• _Exercise brief_: Extract the data exactly, missing nothing.

>> start Provided records

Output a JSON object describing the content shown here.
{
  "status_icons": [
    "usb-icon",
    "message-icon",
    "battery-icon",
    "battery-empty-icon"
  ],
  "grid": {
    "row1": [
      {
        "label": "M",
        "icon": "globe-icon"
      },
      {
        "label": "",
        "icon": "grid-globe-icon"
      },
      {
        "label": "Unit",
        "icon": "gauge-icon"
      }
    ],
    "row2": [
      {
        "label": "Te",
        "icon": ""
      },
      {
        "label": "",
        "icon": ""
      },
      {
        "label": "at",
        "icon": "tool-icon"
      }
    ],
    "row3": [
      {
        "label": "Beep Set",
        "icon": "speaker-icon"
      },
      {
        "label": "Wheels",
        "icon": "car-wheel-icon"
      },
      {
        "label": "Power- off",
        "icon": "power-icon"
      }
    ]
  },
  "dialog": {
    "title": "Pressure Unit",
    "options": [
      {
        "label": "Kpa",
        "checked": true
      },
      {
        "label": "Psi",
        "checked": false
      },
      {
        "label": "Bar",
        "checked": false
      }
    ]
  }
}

>> end Provided records

• _The completed task_:
Output a JSON object describing the content shown here.
{
  "status_icons": [
    "usb-icon",
    "message-icon",
    "battery-icon",
    "battery-empty-icon"
  ],
  "grid": {
    "row1": [
      {
        "label": "M",
        "icon": "globe-icon"
      },
      {
        "label": "",
        "icon": "grid-globe-icon"
      },
      {
        "label": "Unit",
        "icon": "gauge-icon"
      }
    ],
    "row2": [
      {
        "label": "Te",
        "icon": ""
      },
      {
        "label": "",
        "icon": ""
      },
      {
        "label": "at",
        "icon": "tool-icon"
      }
    ],
    "row3": [
      {
        "label": "Beep Set",
        "icon": "speaker-icon"
      },
      {
        "label": "Wheels",
        "icon": "car-wheel-icon"
      },
      {
        "label": "Power- off",
        "icon": "power-icon"
      }
    ]
  },
  "dialog": {
    "title": "Pressure Unit",
    "options": [
      {
        "label": "Kpa",
        "checked": true
      },
      {
        "label": "Psi",
        "checked": false
      },
      {
        "label": "Bar",
        "checked": false
      }
    ]
  }
}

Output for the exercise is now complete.